Short problem.
Count how many lines include "建议尺寸" and answer with that number only.

Material.
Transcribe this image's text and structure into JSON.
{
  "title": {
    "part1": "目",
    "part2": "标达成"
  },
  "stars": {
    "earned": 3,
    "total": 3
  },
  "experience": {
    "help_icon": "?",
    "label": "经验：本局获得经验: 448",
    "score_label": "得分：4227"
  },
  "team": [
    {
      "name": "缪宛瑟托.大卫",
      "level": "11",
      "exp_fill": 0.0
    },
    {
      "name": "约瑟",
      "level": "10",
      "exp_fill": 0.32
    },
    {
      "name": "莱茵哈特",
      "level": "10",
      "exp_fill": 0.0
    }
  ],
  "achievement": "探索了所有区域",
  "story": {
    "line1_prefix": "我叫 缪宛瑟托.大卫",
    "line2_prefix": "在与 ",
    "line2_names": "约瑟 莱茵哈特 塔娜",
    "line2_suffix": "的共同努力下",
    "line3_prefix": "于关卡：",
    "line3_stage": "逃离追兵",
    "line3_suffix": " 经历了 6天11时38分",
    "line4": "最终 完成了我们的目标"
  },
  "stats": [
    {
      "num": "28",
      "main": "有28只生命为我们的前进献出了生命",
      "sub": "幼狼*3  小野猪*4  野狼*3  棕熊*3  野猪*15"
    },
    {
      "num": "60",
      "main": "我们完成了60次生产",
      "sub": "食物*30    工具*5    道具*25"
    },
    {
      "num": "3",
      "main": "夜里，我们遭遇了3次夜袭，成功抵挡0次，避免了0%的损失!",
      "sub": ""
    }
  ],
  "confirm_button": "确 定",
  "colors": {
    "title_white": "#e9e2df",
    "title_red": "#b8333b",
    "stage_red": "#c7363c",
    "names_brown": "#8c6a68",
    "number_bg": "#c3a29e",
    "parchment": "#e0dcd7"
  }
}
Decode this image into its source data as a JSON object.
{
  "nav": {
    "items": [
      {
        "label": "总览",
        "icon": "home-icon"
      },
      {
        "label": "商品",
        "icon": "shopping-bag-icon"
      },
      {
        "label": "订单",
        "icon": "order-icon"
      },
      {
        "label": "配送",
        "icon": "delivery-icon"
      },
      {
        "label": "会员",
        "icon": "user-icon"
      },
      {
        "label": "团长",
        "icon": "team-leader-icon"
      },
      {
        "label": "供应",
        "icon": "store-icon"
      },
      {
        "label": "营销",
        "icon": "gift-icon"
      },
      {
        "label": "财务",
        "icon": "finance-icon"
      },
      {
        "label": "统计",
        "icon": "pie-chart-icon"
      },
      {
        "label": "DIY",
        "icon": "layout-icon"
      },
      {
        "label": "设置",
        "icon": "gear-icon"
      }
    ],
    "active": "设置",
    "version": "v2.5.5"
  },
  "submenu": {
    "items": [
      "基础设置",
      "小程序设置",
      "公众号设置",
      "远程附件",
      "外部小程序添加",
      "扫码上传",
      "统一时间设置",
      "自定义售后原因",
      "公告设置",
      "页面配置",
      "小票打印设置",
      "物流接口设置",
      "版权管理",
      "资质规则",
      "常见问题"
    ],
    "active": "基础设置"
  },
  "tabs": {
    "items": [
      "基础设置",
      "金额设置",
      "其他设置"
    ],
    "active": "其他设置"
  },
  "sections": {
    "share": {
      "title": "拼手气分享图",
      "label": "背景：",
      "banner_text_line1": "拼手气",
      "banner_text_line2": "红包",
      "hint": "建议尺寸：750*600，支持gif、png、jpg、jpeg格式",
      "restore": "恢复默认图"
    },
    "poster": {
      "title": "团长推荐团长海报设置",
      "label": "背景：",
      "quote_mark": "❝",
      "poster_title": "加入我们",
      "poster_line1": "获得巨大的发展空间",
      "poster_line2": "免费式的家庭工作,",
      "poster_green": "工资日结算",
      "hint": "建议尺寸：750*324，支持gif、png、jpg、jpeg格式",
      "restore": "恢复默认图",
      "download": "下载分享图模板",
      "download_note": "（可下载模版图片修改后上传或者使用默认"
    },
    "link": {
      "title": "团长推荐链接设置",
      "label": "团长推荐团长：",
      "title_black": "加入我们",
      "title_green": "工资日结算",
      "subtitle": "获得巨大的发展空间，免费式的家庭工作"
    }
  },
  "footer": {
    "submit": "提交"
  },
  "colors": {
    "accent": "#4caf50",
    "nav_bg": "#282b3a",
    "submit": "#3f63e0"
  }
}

The completed task.
2